What the task requires = Where the word "partisi" occurs in a line, return that line.

Stored items:
———

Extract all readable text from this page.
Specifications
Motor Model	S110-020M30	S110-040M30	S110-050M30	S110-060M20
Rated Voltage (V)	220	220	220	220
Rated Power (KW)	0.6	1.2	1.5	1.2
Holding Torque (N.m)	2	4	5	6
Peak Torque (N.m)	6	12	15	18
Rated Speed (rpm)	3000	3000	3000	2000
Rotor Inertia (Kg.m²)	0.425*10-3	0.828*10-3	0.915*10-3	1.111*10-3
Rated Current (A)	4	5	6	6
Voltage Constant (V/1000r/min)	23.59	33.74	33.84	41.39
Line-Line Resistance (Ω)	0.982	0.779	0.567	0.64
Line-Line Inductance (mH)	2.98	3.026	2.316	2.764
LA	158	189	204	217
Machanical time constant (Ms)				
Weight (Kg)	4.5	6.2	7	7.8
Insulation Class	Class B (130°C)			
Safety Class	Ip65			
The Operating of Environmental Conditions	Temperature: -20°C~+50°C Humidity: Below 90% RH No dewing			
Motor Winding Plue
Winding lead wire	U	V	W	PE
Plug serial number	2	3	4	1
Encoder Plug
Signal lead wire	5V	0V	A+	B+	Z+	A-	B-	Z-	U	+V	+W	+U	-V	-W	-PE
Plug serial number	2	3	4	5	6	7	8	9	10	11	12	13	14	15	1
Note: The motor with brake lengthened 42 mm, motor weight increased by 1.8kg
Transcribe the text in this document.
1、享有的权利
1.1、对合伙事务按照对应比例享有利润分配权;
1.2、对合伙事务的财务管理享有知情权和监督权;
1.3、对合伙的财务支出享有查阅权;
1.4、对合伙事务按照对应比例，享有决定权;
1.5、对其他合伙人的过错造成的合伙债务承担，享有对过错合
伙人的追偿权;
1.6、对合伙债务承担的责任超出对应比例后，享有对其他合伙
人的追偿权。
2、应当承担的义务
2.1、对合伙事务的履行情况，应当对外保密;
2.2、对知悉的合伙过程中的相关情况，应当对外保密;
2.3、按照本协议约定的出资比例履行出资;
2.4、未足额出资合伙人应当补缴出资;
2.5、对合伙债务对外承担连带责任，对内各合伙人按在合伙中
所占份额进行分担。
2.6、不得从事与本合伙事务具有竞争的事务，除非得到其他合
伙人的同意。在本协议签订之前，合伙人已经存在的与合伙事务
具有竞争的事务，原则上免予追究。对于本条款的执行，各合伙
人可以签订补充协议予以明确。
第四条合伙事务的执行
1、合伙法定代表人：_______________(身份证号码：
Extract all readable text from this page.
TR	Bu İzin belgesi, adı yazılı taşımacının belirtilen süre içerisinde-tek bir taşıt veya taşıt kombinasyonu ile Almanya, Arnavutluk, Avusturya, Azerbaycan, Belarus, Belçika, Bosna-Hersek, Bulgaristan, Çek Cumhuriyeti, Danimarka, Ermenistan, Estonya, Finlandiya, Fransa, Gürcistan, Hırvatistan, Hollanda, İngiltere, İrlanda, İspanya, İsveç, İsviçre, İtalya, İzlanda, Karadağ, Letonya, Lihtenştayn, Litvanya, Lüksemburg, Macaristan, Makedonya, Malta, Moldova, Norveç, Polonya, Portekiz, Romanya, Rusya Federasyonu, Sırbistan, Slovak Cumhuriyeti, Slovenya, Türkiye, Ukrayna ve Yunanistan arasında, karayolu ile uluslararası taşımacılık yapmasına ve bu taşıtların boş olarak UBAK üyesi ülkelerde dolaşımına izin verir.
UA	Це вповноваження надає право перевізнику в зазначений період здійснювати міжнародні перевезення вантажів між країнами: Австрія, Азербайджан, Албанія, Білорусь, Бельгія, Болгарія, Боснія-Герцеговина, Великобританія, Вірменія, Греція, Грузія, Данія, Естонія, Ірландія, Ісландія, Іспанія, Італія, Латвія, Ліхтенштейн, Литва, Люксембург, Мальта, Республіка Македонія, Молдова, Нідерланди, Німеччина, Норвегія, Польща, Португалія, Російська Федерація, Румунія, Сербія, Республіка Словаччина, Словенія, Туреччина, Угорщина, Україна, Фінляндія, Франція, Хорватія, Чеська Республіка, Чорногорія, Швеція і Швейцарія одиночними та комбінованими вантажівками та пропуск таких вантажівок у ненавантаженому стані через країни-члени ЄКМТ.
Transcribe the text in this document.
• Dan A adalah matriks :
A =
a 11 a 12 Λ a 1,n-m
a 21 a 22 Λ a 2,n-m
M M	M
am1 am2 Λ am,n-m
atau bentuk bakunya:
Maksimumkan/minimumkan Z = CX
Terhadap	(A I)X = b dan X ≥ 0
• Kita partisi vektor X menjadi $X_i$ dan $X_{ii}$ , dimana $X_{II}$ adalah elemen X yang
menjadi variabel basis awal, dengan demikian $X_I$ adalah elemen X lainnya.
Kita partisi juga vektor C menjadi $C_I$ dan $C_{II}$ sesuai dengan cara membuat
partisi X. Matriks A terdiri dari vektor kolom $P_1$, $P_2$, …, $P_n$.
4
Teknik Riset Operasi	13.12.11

———

Completed exercise =
• Kita partisi vektor X menjadi $X_i$ dan $X_{ii}$ , dimana $X_{II}$ adalah elemen X yang
Kita partisi juga vektor C menjadi $C_I$ dan $C_{II}$ sesuai dengan cara membuat
partisi X. Matriks A terdiri dari vektor kolom $P_1$, $P_2$, …, $P_n$.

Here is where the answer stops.